Task to carry out:
Give the listing below again in full, exactly as written.

Record list:
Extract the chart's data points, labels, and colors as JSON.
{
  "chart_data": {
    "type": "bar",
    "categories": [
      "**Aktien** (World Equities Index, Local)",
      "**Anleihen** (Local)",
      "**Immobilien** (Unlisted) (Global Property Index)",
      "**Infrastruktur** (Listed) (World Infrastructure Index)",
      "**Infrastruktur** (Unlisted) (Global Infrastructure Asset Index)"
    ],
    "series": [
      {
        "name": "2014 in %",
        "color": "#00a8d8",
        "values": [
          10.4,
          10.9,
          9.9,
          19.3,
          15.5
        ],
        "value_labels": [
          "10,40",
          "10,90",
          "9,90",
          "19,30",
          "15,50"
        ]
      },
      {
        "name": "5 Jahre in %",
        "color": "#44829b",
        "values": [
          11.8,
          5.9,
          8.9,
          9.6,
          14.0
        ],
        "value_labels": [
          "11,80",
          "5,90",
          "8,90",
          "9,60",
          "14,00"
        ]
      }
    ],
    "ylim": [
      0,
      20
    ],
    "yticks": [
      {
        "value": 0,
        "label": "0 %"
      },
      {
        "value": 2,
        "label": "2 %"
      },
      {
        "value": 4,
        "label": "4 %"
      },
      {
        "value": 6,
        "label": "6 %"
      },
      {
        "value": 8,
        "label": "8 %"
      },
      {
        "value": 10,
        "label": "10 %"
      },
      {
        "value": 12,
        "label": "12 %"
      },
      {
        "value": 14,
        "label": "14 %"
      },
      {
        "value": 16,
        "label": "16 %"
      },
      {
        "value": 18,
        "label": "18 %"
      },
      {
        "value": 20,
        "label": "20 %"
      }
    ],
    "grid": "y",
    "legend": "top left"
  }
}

Task response:
Extract the chart's data points, labels, and colors as JSON.
{
  "chart_data": {
    "type": "bar",
    "categories": [
      "**Aktien** (World Equities Index, Local)",
      "**Anleihen** (Local)",
      "**Immobilien** (Unlisted) (Global Property Index)",
      "**Infrastruktur** (Listed) (World Infrastructure Index)",
      "**Infrastruktur** (Unlisted) (Global Infrastructure Asset Index)"
    ],
    "series": [
      {
        "name": "2014 in %",
        "color": "#00a8d8",
        "values": [
          10.4,
          10.9,
          9.9,
          19.3,
          15.5
        ],
        "value_labels": [
          "10,40",
          "10,90",
          "9,90",
          "19,30",
          "15,50"
        ]
      },
      {
        "name": "5 Jahre in %",
        "color": "#44829b",
        "values": [
          11.8,
          5.9,
          8.9,
          9.6,
          14.0
        ],
        "value_labels": [
          "11,80",
          "5,90",
          "8,90",
          "9,60",
          "14,00"
        ]
      }
    ],
    "ylim": [
      0,
      20
    ],
    "yticks": [
      {
        "value": 0,
        "label": "0 %"
      },
      {
        "value": 2,
        "label": "2 %"
      },
      {
        "value": 4,
        "label": "4 %"
      },
      {
        "value": 6,
        "label": "6 %"
      },
      {
        "value": 8,
        "label": "8 %"
      },
      {
        "value": 10,
        "label": "10 %"
      },
      {
        "value": 12,
        "label": "12 %"
      },
      {
        "value": 14,
        "label": "14 %"
      },
      {
        "value": 16,
        "label": "16 %"
      },
      {
        "value": 18,
        "label": "18 %"
      },
      {
        "value": 20,
        "label": "20 %"
      }
    ],
    "grid": "y",
    "legend": "top left"
  }
}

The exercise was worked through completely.